What the exercise asks: Your task is to copy each line that has the word "this".

***

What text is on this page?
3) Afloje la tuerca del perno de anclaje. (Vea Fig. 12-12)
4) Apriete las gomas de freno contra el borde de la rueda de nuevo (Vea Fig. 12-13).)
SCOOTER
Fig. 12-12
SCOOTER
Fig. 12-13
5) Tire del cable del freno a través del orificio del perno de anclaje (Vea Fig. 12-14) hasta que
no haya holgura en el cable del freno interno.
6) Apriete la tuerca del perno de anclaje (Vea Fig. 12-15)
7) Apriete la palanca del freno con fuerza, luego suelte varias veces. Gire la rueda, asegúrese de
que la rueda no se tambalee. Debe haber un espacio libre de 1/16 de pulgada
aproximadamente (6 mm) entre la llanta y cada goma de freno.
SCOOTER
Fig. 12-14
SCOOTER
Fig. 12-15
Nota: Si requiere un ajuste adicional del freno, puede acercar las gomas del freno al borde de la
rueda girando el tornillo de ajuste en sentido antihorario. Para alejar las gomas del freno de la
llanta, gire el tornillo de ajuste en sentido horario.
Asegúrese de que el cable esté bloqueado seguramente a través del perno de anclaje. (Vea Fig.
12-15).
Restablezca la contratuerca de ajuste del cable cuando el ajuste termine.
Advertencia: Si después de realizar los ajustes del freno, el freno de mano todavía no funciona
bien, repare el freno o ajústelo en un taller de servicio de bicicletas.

***

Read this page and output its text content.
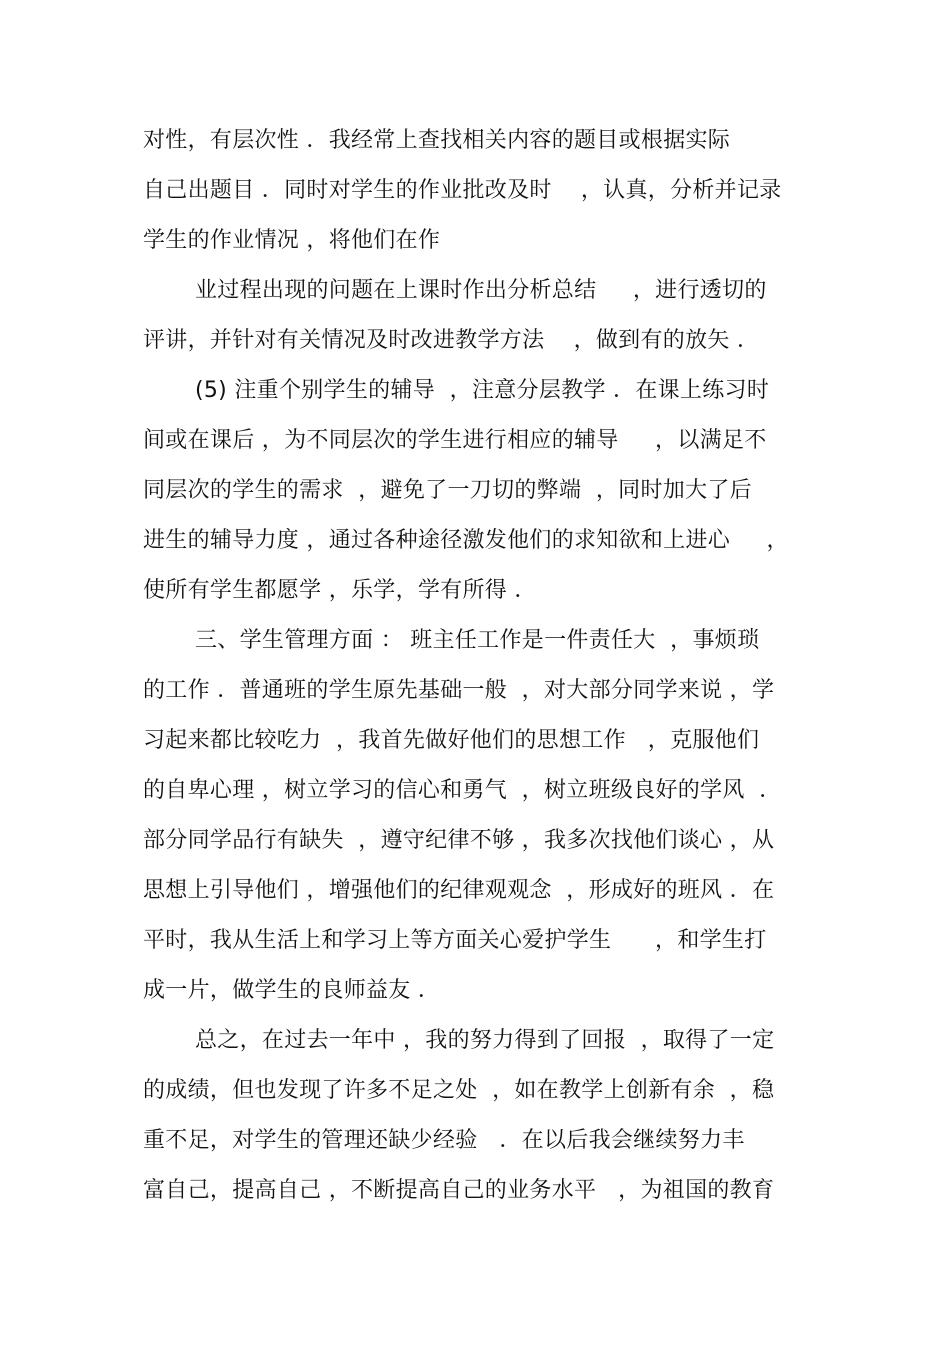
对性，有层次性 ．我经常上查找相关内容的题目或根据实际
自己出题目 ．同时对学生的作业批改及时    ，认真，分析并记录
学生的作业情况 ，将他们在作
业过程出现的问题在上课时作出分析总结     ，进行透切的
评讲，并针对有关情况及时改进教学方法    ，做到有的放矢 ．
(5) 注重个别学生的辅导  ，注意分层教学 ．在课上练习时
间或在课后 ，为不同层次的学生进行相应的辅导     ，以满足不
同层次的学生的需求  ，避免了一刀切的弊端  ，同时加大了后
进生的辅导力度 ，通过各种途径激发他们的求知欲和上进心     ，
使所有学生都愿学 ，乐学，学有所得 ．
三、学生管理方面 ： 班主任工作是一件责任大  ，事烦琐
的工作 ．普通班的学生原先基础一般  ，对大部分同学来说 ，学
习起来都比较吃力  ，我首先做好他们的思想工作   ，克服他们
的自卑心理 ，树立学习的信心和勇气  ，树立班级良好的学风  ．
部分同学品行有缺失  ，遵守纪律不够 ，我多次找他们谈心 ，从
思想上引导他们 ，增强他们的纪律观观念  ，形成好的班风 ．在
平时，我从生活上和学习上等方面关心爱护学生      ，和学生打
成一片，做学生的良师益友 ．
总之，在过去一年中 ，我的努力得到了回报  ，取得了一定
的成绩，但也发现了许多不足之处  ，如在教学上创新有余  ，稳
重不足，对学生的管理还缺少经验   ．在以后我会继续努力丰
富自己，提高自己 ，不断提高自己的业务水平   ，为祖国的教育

***

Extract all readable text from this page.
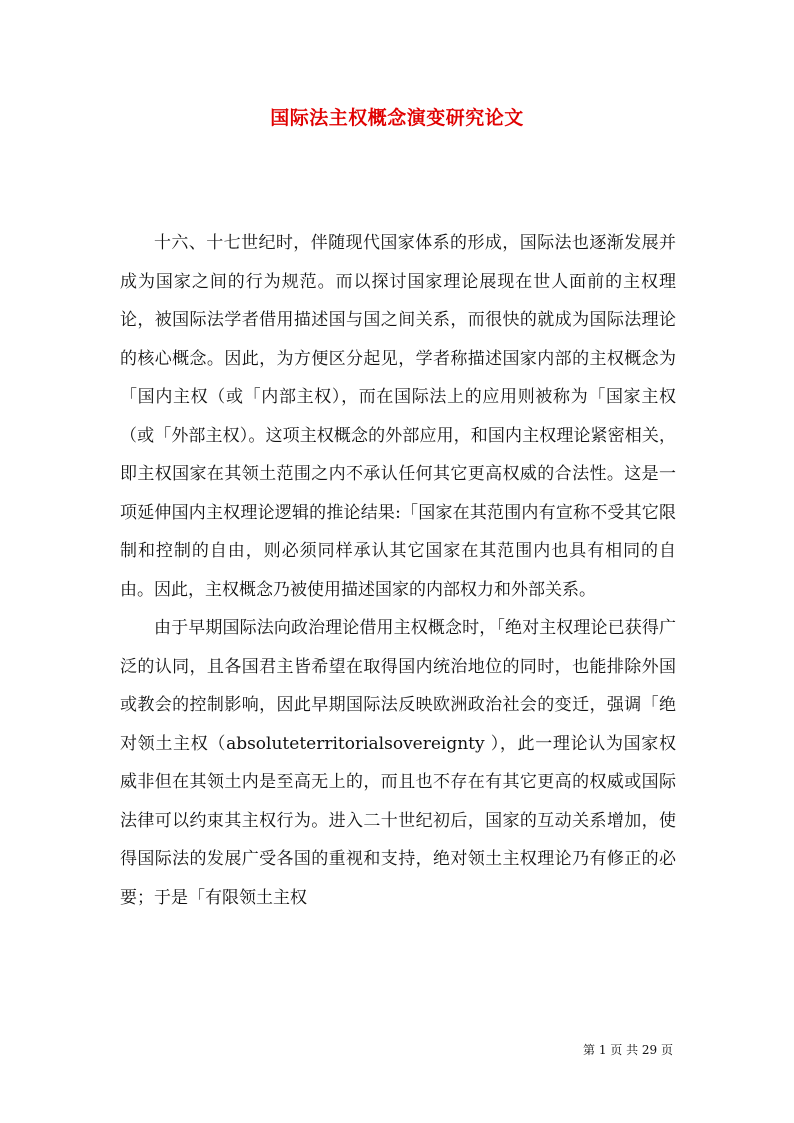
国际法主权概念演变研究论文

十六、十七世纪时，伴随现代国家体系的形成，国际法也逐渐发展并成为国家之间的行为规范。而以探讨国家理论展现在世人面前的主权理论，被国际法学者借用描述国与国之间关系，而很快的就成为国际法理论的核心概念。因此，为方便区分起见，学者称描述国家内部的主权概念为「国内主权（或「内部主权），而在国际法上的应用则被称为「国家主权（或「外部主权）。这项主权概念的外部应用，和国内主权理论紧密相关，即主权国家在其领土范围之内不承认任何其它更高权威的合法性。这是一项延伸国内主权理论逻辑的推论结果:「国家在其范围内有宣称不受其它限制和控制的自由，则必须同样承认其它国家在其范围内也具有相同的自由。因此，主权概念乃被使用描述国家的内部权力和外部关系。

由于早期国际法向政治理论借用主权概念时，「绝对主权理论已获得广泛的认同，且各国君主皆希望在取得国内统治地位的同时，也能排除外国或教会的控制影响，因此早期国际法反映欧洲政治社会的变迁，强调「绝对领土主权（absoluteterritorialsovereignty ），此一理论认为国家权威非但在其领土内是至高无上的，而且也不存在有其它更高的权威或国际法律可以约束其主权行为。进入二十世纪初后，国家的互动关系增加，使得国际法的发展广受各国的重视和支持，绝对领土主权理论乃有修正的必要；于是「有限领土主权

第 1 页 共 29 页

***

Solved problem:
What text is on this page?
Read this page and output its text content.
Extract all readable text from this page.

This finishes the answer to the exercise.